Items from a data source
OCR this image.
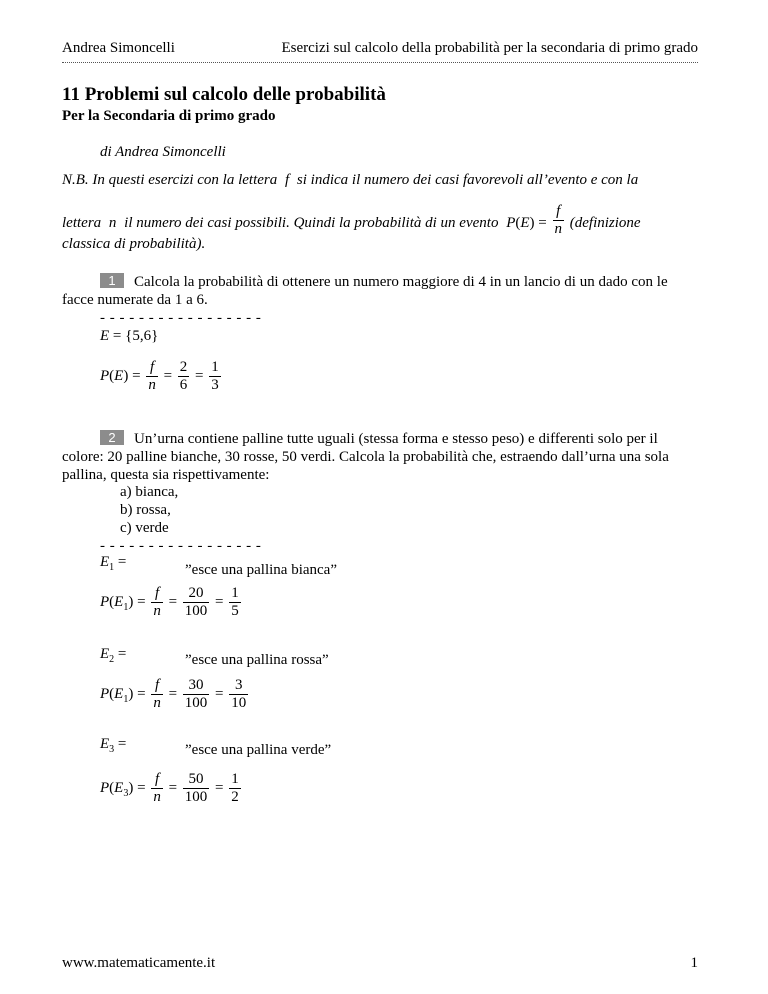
Andrea Simoncelli	Esercizi sul calcolo della probabilità per la secondaria di primo grado
11 Problemi sul calcolo delle probabilità
Per la Secondaria di primo grado
di Andrea Simoncelli
N.B. In questi esercizi con la lettera f si indica il numero dei casi favorevoli all’evento e con la
lettera n il numero dei casi possibili. Quindi la probabilità di un evento $P(E) = \frac{f}{n}$ (definizione
classica di probabilità).
1 Calcola la probabilità di ottenere un numero maggiore di 4 in un lancio di un dado con le
facce numerate da 1 a 6.
- - - - - - - - - - - - - - - - -
E = {5,6}
$P(E) = \frac{f}{n} = \frac{2}{6} = \frac{1}{3}$
2 Un’urna contiene palline tutte uguali (stessa forma e stesso peso) e differenti solo per il
colore: 20 palline bianche, 30 rosse, 50 verdi. Calcola la probabilità che, estraendo dall’urna una sola pallina, questa sia rispettivamente:
a) bianca,
b) rossa,
c) verde
- - - - - - - - - - - - - - - - -
$E_1$ =	”esce una pallina bianca”
$P(E_1) = \frac{f}{n} = \frac{20}{100} = \frac{1}{5}$
$E_2$ =	”esce una pallina rossa”
$P(E_1) = \frac{f}{n} = \frac{30}{100} = \frac{3}{10}$
$E_3$ =	”esce una pallina verde”
$P(E_3) = \frac{f}{n} = \frac{50}{100} = \frac{1}{2}$
www.matematicamente.it	1
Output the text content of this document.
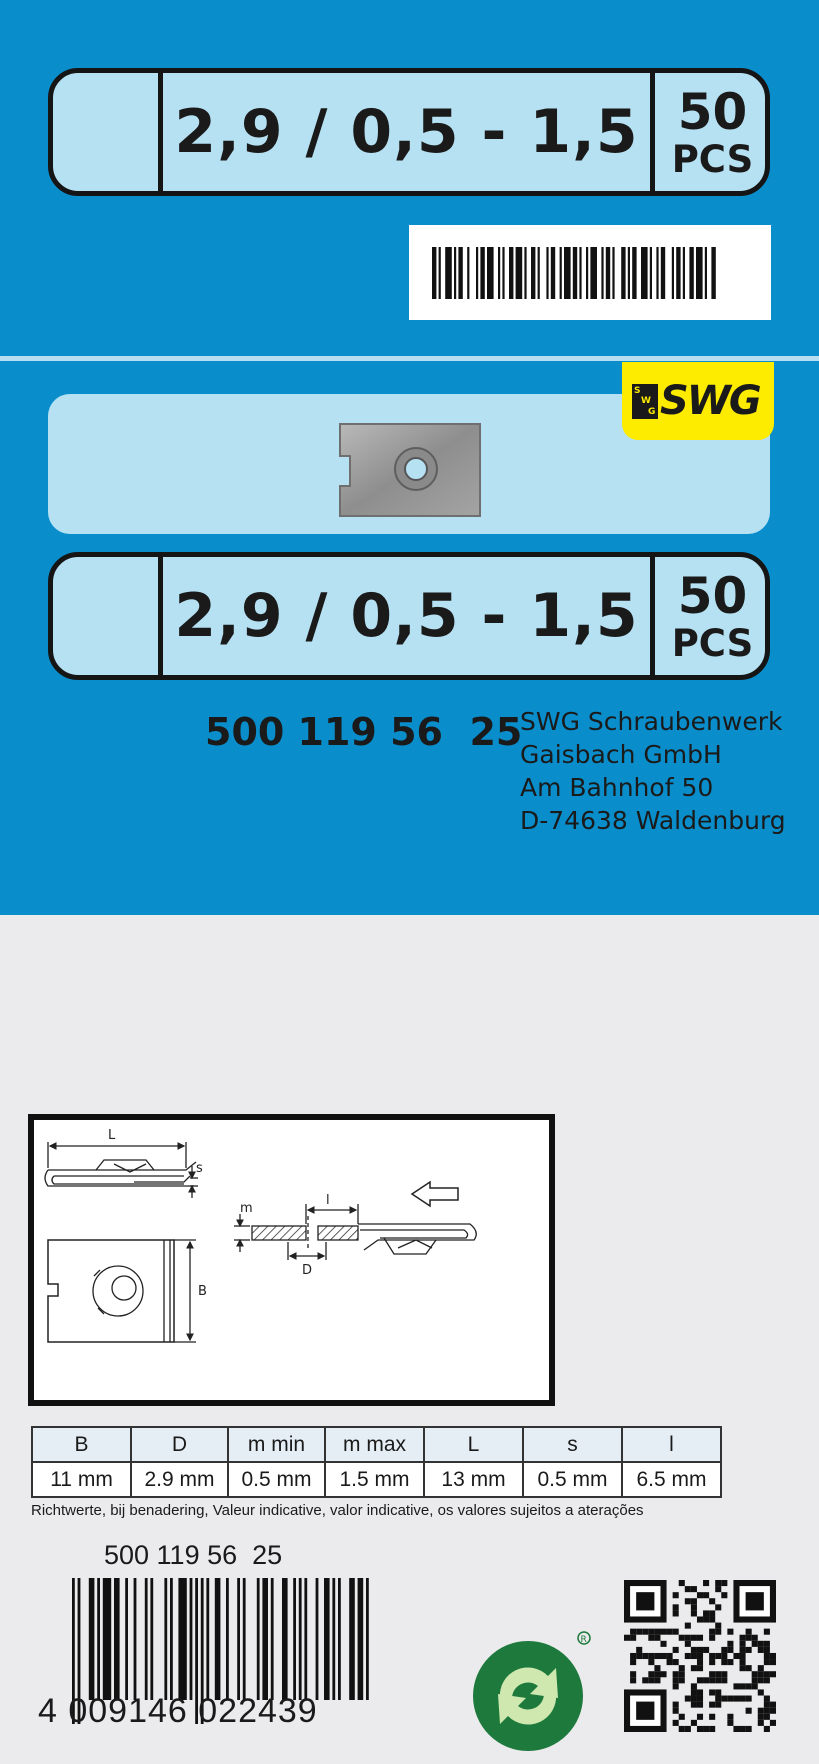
2,9 / 0,5 - 1,5 50
PCS
S
W
G SWG
2,9 / 0,5 - 1,5 50
PCS
500 119 56  25
SWG Schraubenwerk
Gaisbach GmbH
Am Bahnhof 50
D-74638 Waldenburg
L
s
B
m
l
D
B	D	m min	m max	L	s	l
11 mm	2.9 mm	0.5 mm	1.5 mm	13 mm	0.5 mm	6.5 mm
Richtwerte, bij benadering, Valeur indicative, valor indicative, os valores sujeitos a aterações
500 119 56  25
4 009146 022439
R
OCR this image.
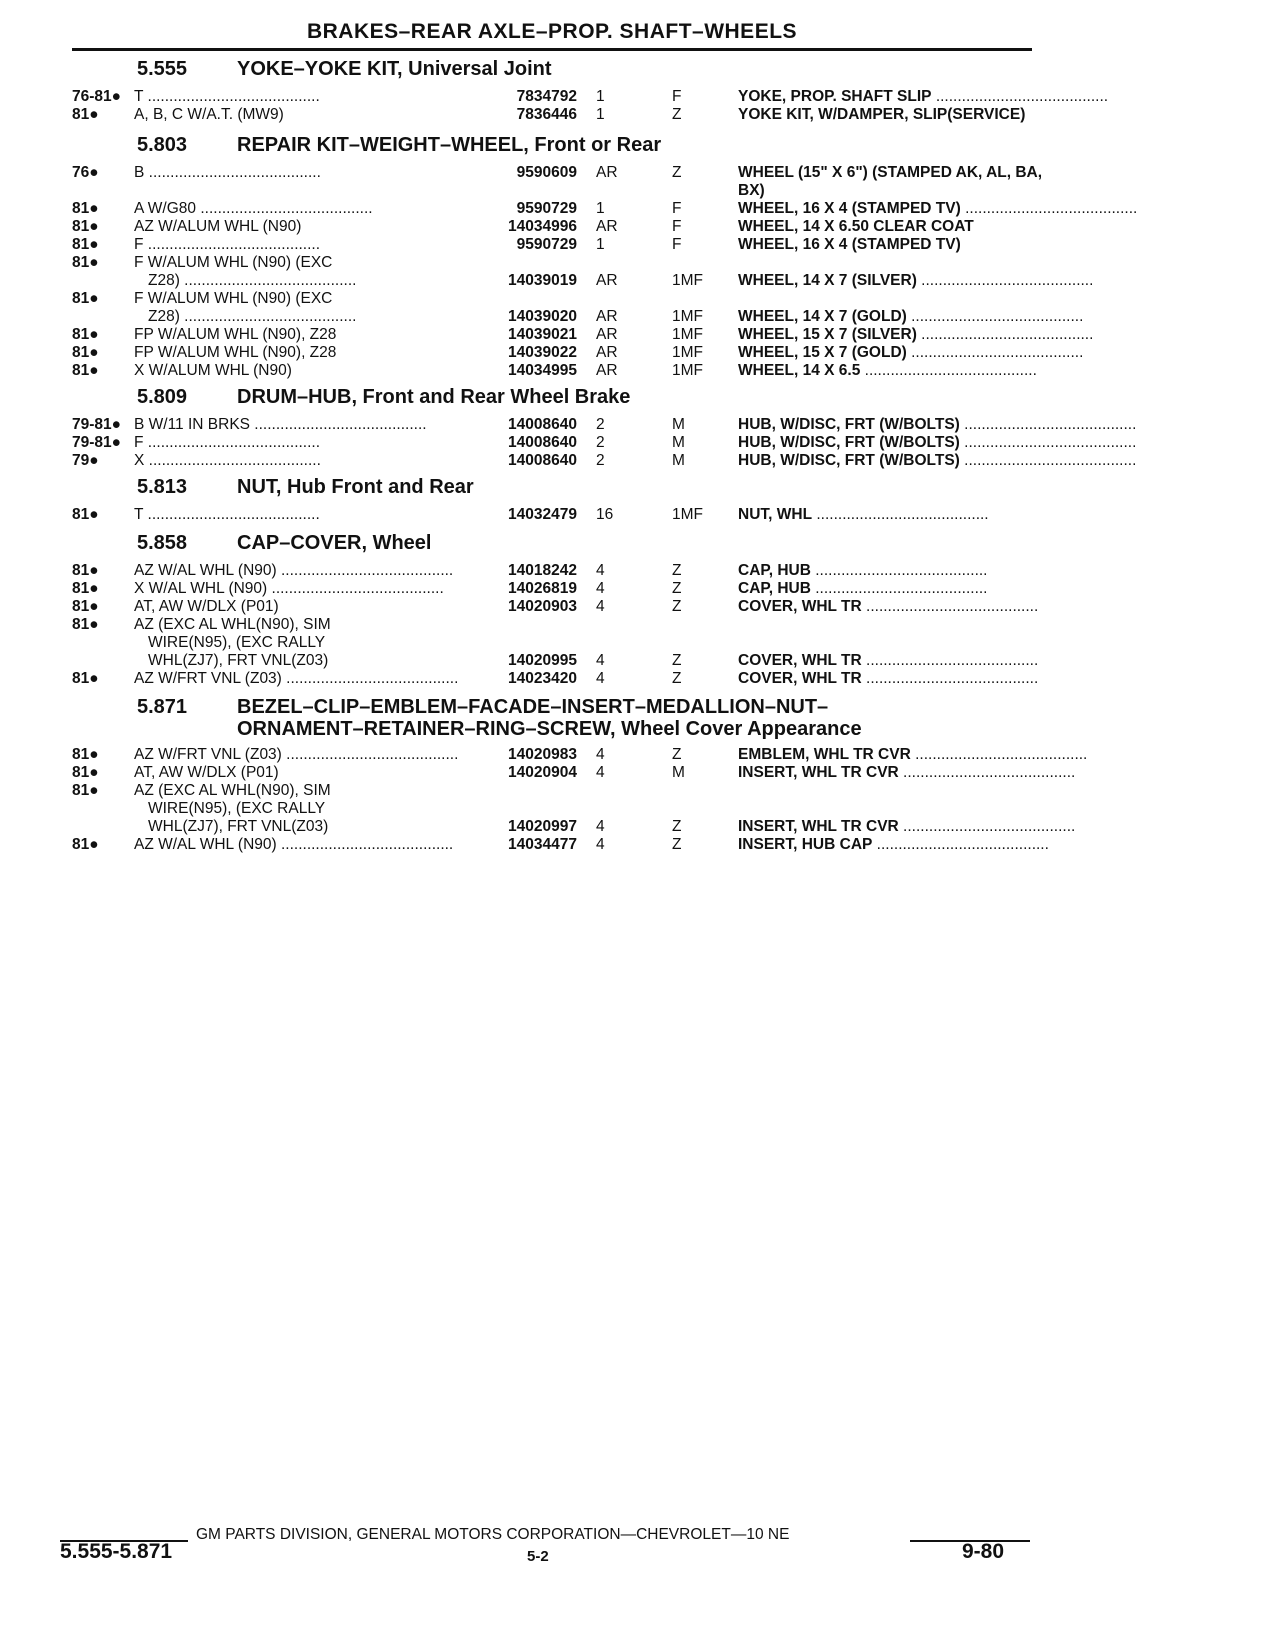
BRAKES–REAR AXLE–PROP. SHAFT–WHEELS
5.555 YOKE–YOKE KIT, Universal Joint
76-81● T .....	7834792 1	F	YOKE, PROP. SHAFT SLIP .....
81● A, B, C W/A.T. (MW9)	7836446 1	Z	YOKE KIT, W/DAMPER, SLIP(SERVICE)
5.803 REPAIR KIT–WEIGHT–WHEEL, Front or Rear
76● B .....	9590609 AR	Z	WHEEL (15" X 6") (STAMPED AK, AL, BA,
BX)
81● A W/G80 .....	9590729 1	F	WHEEL, 16 X 4 (STAMPED TV) .....
81● AZ W/ALUM WHL (N90)	14034996 AR	F	WHEEL, 14 X 6.50 CLEAR COAT
81● F .....	9590729 1	F	WHEEL, 16 X 4 (STAMPED TV)
81● F W/ALUM WHL (N90) (EXC
Z28) .....	14039019 AR	1MF WHEEL, 14 X 7 (SILVER) .....
81● F W/ALUM WHL (N90) (EXC
Z28) .....	14039020 AR	1MF WHEEL, 14 X 7 (GOLD) .....
81● FP W/ALUM WHL (N90), Z28	14039021 AR	1MF WHEEL, 15 X 7 (SILVER) .....
81● FP W/ALUM WHL (N90), Z28	14039022 AR	1MF WHEEL, 15 X 7 (GOLD) .....
81● X W/ALUM WHL (N90)	14034995 AR	1MF WHEEL, 14 X 6.5 .....
5.809 DRUM–HUB, Front and Rear Wheel Brake
79-81● B W/11 IN BRKS .....	14008640 2	M	HUB, W/DISC, FRT (W/BOLTS) .....
79-81● F .....	14008640 2	M	HUB, W/DISC, FRT (W/BOLTS) .....
79● X .....	14008640 2	M	HUB, W/DISC, FRT (W/BOLTS) .....
5.813 NUT, Hub Front and Rear
81● T .....	14032479 16	1MF NUT, WHL .....
5.858 CAP–COVER, Wheel
81● AZ W/AL WHL (N90) .....	14018242 4	Z	CAP, HUB .....
81● X W/AL WHL (N90) .....	14026819 4	Z	CAP, HUB .....
81● AT, AW W/DLX (P01)	14020903 4	Z	COVER, WHL TR .....
81● AZ (EXC AL WHL(N90), SIM
WIRE(N95), (EXC RALLY
WHL(ZJ7), FRT VNL(Z03)	14020995 4	Z	COVER, WHL TR .....
81● AZ W/FRT VNL (Z03) .....	14023420 4	Z	COVER, WHL TR .....
5.871 BEZEL–CLIP–EMBLEM–FACADE–INSERT–MEDALLION–NUT–
ORNAMENT–RETAINER–RING–SCREW, Wheel Cover Appearance
81● AZ W/FRT VNL (Z03) .....	14020983 4	Z	EMBLEM, WHL TR CVR .....
81● AT, AW W/DLX (P01)	14020904 4	M	INSERT, WHL TR CVR .....
81● AZ (EXC AL WHL(N90), SIM
WIRE(N95), (EXC RALLY
WHL(ZJ7), FRT VNL(Z03)	14020997 4	Z	INSERT, WHL TR CVR .....
81● AZ W/AL WHL (N90) .....	14034477 4	Z	INSERT, HUB CAP .....
GM PARTS DIVISION, GENERAL MOTORS CORPORATION—CHEVROLET—10 NE
5.555-5.871	5-2	9-80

§ **THE TASK**: Identify the lines that contain the string "casi", and copy every one of them.

§ **RESULT BELOW**:
N.B. In questi esercizi con la lettera f si indica il numero dei casi favorevoli all’evento e con la
lettera n il numero dei casi possibili. Quindi la probabilità di un evento $P(E) = \frac{f}{n}$ (definizione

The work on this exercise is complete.